--- Problem details ---
Pick out the lines below that include the string "Green".

--- Provided records ---
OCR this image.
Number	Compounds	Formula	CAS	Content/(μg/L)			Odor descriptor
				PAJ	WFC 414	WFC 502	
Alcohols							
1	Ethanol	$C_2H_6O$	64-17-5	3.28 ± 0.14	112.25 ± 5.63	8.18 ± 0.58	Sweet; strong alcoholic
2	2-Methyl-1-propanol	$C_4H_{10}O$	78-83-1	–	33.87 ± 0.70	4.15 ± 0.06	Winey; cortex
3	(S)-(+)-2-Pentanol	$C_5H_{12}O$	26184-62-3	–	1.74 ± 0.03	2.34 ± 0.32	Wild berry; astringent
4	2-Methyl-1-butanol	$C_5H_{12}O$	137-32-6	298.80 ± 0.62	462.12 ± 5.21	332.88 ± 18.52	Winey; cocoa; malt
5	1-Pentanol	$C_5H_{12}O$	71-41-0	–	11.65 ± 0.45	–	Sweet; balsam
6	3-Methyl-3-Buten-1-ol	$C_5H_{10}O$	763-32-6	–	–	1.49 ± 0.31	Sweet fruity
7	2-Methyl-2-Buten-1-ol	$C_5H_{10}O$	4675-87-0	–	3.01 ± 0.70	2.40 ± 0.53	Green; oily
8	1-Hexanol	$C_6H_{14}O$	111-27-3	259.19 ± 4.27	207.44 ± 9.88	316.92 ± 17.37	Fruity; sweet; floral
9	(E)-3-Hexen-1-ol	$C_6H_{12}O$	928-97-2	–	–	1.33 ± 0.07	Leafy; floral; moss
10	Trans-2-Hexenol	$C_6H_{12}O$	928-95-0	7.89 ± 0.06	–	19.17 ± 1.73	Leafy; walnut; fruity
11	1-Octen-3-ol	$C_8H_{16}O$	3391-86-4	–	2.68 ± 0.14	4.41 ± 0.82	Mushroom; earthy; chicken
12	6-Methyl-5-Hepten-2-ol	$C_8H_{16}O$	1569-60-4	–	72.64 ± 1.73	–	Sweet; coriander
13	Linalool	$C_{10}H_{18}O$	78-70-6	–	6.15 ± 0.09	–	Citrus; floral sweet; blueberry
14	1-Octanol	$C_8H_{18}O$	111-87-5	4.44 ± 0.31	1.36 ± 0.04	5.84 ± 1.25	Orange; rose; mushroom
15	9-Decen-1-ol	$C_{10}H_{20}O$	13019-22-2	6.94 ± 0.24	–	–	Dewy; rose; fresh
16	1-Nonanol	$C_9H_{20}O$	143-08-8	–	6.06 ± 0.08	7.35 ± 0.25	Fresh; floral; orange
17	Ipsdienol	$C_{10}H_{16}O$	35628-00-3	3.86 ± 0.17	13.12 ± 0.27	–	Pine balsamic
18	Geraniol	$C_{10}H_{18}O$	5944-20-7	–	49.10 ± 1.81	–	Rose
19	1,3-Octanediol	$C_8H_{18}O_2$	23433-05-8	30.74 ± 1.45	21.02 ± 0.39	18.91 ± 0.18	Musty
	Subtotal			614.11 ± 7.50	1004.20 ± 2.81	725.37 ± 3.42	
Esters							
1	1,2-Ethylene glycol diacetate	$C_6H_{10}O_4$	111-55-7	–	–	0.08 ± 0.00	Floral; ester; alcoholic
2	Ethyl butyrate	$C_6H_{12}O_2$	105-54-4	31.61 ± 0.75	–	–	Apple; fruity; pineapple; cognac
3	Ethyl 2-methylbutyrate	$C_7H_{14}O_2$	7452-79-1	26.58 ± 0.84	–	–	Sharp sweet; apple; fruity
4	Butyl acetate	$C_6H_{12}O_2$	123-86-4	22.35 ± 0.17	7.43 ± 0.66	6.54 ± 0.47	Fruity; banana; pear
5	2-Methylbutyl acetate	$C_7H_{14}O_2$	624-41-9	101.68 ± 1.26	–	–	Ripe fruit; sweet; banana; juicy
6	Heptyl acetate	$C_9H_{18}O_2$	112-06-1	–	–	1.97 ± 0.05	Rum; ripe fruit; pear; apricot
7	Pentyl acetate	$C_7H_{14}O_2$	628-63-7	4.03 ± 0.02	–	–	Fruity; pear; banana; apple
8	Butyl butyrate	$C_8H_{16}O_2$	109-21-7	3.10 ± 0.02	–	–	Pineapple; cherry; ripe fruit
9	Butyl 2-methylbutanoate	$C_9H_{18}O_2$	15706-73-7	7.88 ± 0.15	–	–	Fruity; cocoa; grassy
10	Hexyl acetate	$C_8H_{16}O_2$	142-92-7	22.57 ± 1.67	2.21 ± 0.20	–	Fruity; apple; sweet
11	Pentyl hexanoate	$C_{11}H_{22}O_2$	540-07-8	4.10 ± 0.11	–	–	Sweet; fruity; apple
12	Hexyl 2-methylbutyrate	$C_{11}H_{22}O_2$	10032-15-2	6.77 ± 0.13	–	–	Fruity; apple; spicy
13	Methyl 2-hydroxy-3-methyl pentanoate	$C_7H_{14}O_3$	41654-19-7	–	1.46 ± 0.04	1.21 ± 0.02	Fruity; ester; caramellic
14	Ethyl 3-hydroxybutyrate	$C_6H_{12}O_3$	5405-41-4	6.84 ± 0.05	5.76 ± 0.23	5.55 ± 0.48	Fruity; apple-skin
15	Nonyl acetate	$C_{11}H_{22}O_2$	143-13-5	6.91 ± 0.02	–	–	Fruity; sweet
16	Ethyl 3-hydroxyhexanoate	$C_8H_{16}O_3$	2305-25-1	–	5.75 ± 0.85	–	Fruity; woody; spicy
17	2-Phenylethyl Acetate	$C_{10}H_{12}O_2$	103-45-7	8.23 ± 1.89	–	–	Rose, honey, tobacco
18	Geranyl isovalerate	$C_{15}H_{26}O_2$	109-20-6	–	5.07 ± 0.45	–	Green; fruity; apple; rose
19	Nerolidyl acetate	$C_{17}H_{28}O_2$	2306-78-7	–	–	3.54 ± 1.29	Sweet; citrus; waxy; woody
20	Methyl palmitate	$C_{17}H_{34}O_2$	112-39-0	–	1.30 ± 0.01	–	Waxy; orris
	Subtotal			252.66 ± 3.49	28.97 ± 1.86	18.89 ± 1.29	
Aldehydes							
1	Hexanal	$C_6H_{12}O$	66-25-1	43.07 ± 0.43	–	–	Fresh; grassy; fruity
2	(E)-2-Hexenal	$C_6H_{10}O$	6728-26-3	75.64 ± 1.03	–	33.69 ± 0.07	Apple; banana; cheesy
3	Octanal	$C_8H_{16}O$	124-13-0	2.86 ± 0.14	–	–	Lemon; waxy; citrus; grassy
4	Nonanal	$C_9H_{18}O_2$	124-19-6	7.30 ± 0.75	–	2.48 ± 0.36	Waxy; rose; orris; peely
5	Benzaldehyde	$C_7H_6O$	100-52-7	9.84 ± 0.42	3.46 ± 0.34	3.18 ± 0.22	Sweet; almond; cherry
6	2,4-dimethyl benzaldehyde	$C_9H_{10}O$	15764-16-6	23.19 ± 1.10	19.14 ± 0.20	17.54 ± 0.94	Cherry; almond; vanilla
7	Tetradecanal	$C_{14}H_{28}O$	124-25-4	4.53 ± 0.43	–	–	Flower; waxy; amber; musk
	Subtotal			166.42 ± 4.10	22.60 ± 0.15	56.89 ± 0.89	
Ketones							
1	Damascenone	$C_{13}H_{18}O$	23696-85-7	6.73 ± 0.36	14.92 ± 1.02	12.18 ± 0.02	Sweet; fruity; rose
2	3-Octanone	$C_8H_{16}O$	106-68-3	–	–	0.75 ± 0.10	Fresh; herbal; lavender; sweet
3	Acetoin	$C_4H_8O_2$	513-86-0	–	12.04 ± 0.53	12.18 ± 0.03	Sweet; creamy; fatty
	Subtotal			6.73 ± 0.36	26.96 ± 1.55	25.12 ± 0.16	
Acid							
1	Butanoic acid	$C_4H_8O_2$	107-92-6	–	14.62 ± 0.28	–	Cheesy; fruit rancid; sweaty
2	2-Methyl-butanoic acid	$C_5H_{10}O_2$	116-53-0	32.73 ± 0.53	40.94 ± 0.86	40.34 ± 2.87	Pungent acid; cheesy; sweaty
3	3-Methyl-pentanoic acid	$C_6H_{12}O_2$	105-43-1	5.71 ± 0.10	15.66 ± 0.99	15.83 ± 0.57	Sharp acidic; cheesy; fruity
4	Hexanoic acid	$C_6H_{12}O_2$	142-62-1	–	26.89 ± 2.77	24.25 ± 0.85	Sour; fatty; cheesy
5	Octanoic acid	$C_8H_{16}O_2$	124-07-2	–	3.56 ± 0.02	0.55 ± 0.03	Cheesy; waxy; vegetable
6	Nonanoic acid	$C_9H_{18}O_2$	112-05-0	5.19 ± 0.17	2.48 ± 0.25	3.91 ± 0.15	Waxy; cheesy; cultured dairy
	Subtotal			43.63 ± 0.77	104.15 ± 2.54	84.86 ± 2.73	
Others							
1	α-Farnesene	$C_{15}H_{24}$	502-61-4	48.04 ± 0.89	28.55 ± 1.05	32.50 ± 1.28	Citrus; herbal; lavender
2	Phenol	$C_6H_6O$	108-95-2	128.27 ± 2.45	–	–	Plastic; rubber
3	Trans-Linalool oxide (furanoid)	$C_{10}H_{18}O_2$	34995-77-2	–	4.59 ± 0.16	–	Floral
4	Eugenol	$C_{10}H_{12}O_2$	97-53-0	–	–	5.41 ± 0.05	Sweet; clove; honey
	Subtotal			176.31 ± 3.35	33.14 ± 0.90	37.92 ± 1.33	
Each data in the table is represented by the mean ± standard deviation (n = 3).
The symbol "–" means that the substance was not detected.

--- The response ---
7	2-Methyl-2-Buten-1-ol	$C_5H_{10}O$	4675-87-0	–	3.01 ± 0.70	2.40 ± 0.53	Green; oily
18	Geranyl isovalerate	$C_{15}H_{26}O_2$	109-20-6	–	5.07 ± 0.45	–	Green; fruity; apple; rose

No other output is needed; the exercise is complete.